Start of Raw data

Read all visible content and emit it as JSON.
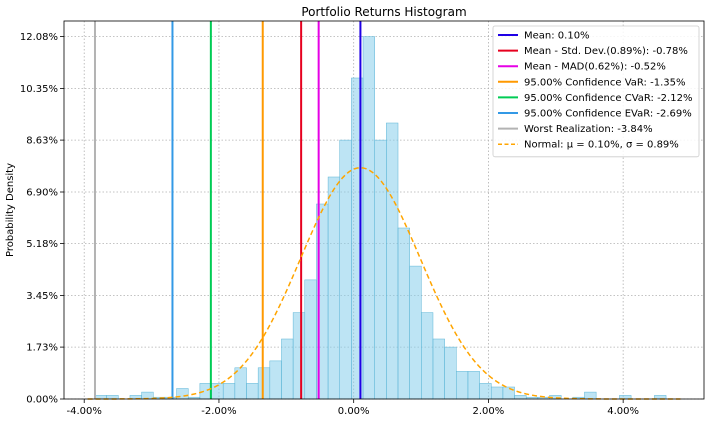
{
  "chart_data": {
    "type": "bar",
    "title": "Portfolio Returns Histogram",
    "xlabel": "",
    "ylabel": "Probability Density",
    "xlim": [
      -4.3,
      5.2
    ],
    "ylim": [
      0,
      12.6
    ],
    "xticks": [
      -4,
      -2,
      0,
      2,
      4
    ],
    "xtick_labels": [
      "-4.00%",
      "-2.00%",
      "0.00%",
      "2.00%",
      "4.00%"
    ],
    "yticks": [
      0,
      1.73,
      3.45,
      5.18,
      6.9,
      8.63,
      10.35,
      12.08
    ],
    "ytick_labels": [
      "0.00%",
      "1.73%",
      "3.45%",
      "5.18%",
      "6.90%",
      "8.63%",
      "10.35%",
      "12.08%"
    ],
    "grid": true,
    "legend_position": "top-right",
    "histogram": {
      "name": "",
      "color": "#87ceeb",
      "bin_edges": [
        -3.84,
        -3.667,
        -3.494,
        -3.321,
        -3.148,
        -2.975,
        -2.802,
        -2.629,
        -2.456,
        -2.283,
        -2.11,
        -1.937,
        -1.764,
        -1.591,
        -1.418,
        -1.245,
        -1.072,
        -0.899,
        -0.726,
        -0.553,
        -0.38,
        -0.207,
        -0.034,
        0.139,
        0.312,
        0.485,
        0.658,
        0.831,
        1.004,
        1.177,
        1.35,
        1.523,
        1.696,
        1.869,
        2.042,
        2.215,
        2.388,
        2.561,
        2.734,
        2.907,
        3.08,
        3.253,
        3.426,
        3.599,
        3.772,
        3.945,
        4.118,
        4.291,
        4.464,
        4.637,
        4.81
      ],
      "densities": [
        0.12,
        0.12,
        0.0,
        0.12,
        0.23,
        0.06,
        0.06,
        0.35,
        0.06,
        0.52,
        0.52,
        0.52,
        1.04,
        0.52,
        1.04,
        1.27,
        2.0,
        2.88,
        3.97,
        6.5,
        7.4,
        8.63,
        10.7,
        12.08,
        8.63,
        9.2,
        5.7,
        4.43,
        2.88,
        2.0,
        1.73,
        0.92,
        0.92,
        0.52,
        0.4,
        0.4,
        0.12,
        0.06,
        0.06,
        0.12,
        0.0,
        0.06,
        0.23,
        0.0,
        0.0,
        0.12,
        0.0,
        0.0,
        0.12,
        0.0
      ]
    },
    "vlines": [
      {
        "label": "Mean: 0.10%",
        "x": 0.1,
        "color": "#1f00e6"
      },
      {
        "label": "Mean - Std. Dev.(0.89%): -0.78%",
        "x": -0.78,
        "color": "#e6001f"
      },
      {
        "label": "Mean - MAD(0.62%): -0.52%",
        "x": -0.52,
        "color": "#e600e6"
      },
      {
        "label": "95.00% Confidence VaR: -1.35%",
        "x": -1.35,
        "color": "#ff9900"
      },
      {
        "label": "95.00% Confidence CVaR: -2.12%",
        "x": -2.12,
        "color": "#00cc55"
      },
      {
        "label": "95.00% Confidence EVaR: -2.69%",
        "x": -2.69,
        "color": "#3399e6"
      },
      {
        "label": "Worst Realization: -3.84%",
        "x": -3.84,
        "color": "#b3b3b3"
      }
    ],
    "normal_curve": {
      "label": "Normal: μ = 0.10%, σ = 0.89%",
      "mu": 0.1,
      "sigma": 0.89,
      "color": "#ffa500",
      "style": "dashed"
    }
  }
}
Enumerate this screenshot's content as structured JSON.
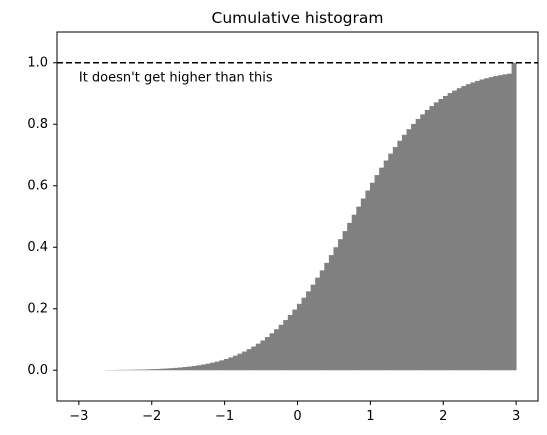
{
  "chart_data": {
    "type": "bar",
    "title": "Cumulative histogram",
    "xlabel": "",
    "ylabel": "",
    "xlim": [
      -3.3,
      3.3
    ],
    "ylim": [
      -0.1,
      1.1
    ],
    "x_ticks": [
      -3,
      -2,
      -1,
      0,
      1,
      2,
      3
    ],
    "x_tick_labels": [
      "−3",
      "−2",
      "−1",
      "0",
      "1",
      "2",
      "3"
    ],
    "y_ticks": [
      0.0,
      0.2,
      0.4,
      0.6,
      0.8,
      1.0
    ],
    "y_tick_labels": [
      "0.0",
      "0.2",
      "0.4",
      "0.6",
      "0.8",
      "1.0"
    ],
    "grid": false,
    "bar_color": "#808080",
    "bin_range": [
      -2.64,
      3.0
    ],
    "bin_count": 90,
    "cumulative_values": [
      0.0007,
      0.0008,
      0.001,
      0.0012,
      0.0014,
      0.0016,
      0.0019,
      0.0022,
      0.0026,
      0.0031,
      0.0036,
      0.0042,
      0.0049,
      0.0058,
      0.0067,
      0.0078,
      0.009,
      0.0105,
      0.0121,
      0.014,
      0.0162,
      0.0186,
      0.0214,
      0.0246,
      0.0282,
      0.0322,
      0.0367,
      0.0418,
      0.0475,
      0.0538,
      0.0608,
      0.0686,
      0.0771,
      0.0865,
      0.0968,
      0.108,
      0.1203,
      0.1335,
      0.1478,
      0.1632,
      0.1797,
      0.1973,
      0.216,
      0.2358,
      0.2566,
      0.2784,
      0.3012,
      0.3249,
      0.3493,
      0.3744,
      0.4001,
      0.4262,
      0.4526,
      0.4792,
      0.5058,
      0.5323,
      0.5586,
      0.5845,
      0.6099,
      0.6347,
      0.6588,
      0.6821,
      0.7045,
      0.7259,
      0.7463,
      0.7656,
      0.7839,
      0.8011,
      0.8172,
      0.8322,
      0.8462,
      0.8591,
      0.8711,
      0.882,
      0.8921,
      0.9013,
      0.9096,
      0.9172,
      0.9241,
      0.9303,
      0.936,
      0.941,
      0.9456,
      0.9497,
      0.9533,
      0.9566,
      0.9595,
      0.9621,
      0.9644,
      1.0
    ],
    "reference_line": {
      "y": 1.0,
      "style": "dashed",
      "color": "#000000"
    },
    "annotation": {
      "text": "It doesn't get higher than this",
      "x": -3.0,
      "y": 0.95
    }
  }
}
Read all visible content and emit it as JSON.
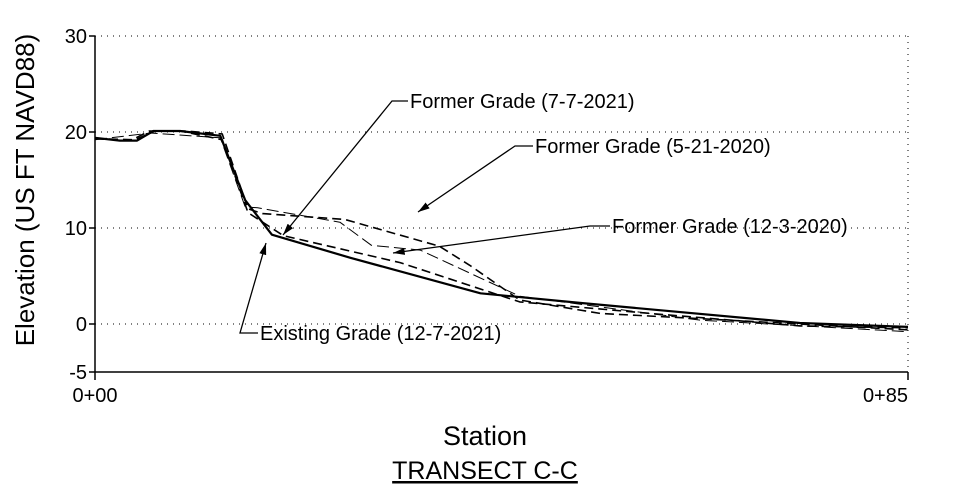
{
  "chart_data": {
    "type": "line",
    "title": "TRANSECT C-C",
    "xlabel": "Station",
    "ylabel": "Elevation (US FT NAVD88)",
    "xlim": [
      0,
      85
    ],
    "xticks": [
      {
        "value": 0,
        "label": "0+00"
      },
      {
        "value": 85,
        "label": "0+85"
      }
    ],
    "ylim": [
      -5,
      30
    ],
    "yticks": [
      -5,
      0,
      10,
      20,
      30
    ],
    "grid": true,
    "series": [
      {
        "name": "Existing Grade (12-7-2021)",
        "color": "#000000",
        "dash": "solid",
        "x": [
          0,
          2.6,
          4.4,
          6.1,
          8.9,
          13.1,
          15.7,
          18.5,
          26.7,
          40.3,
          50.7,
          73.7,
          85
        ],
        "values": [
          19.4,
          19.1,
          19.1,
          20.1,
          20.1,
          19.6,
          12.9,
          9.3,
          6.9,
          3.2,
          2.2,
          0.1,
          -0.3
        ]
      },
      {
        "name": "Former Grade (7-7-2021)",
        "color": "#000000",
        "dash": "dashed",
        "x": [
          0,
          4.2,
          6.3,
          8.9,
          13.3,
          16,
          19.7,
          31.9,
          44.4,
          58,
          73.7,
          85
        ],
        "values": [
          19.3,
          19.2,
          20.1,
          20.1,
          19.2,
          11.6,
          9.2,
          6.4,
          2.3,
          1.1,
          -0.2,
          -0.4
        ]
      },
      {
        "name": "Former Grade (5-21-2020)",
        "color": "#000000",
        "dash": "dashed",
        "x": [
          0,
          3.7,
          5.7,
          9.4,
          13.3,
          16,
          17.5,
          26.1,
          36,
          39.2,
          44.4,
          52.8,
          73.7,
          85
        ],
        "values": [
          19.3,
          19.1,
          20.1,
          20.1,
          19.8,
          12,
          11.5,
          10.9,
          8.1,
          6.1,
          2.5,
          1.1,
          0,
          -0.6
        ]
      },
      {
        "name": "Former Grade (12-3-2020)",
        "color": "#000000",
        "dash": "thin",
        "x": [
          0,
          5.8,
          13.1,
          15.7,
          17,
          25.6,
          28.9,
          34,
          44.4,
          63.3,
          85
        ],
        "values": [
          19.2,
          19.9,
          19.4,
          12.2,
          12.1,
          10.6,
          8.2,
          7.7,
          2.9,
          0.4,
          -0.8
        ]
      }
    ]
  }
}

End of Raw data

(Your objective)
Lines containing the word "dashed" are to be tallied; report only the total.

(Solution to the exercise)
4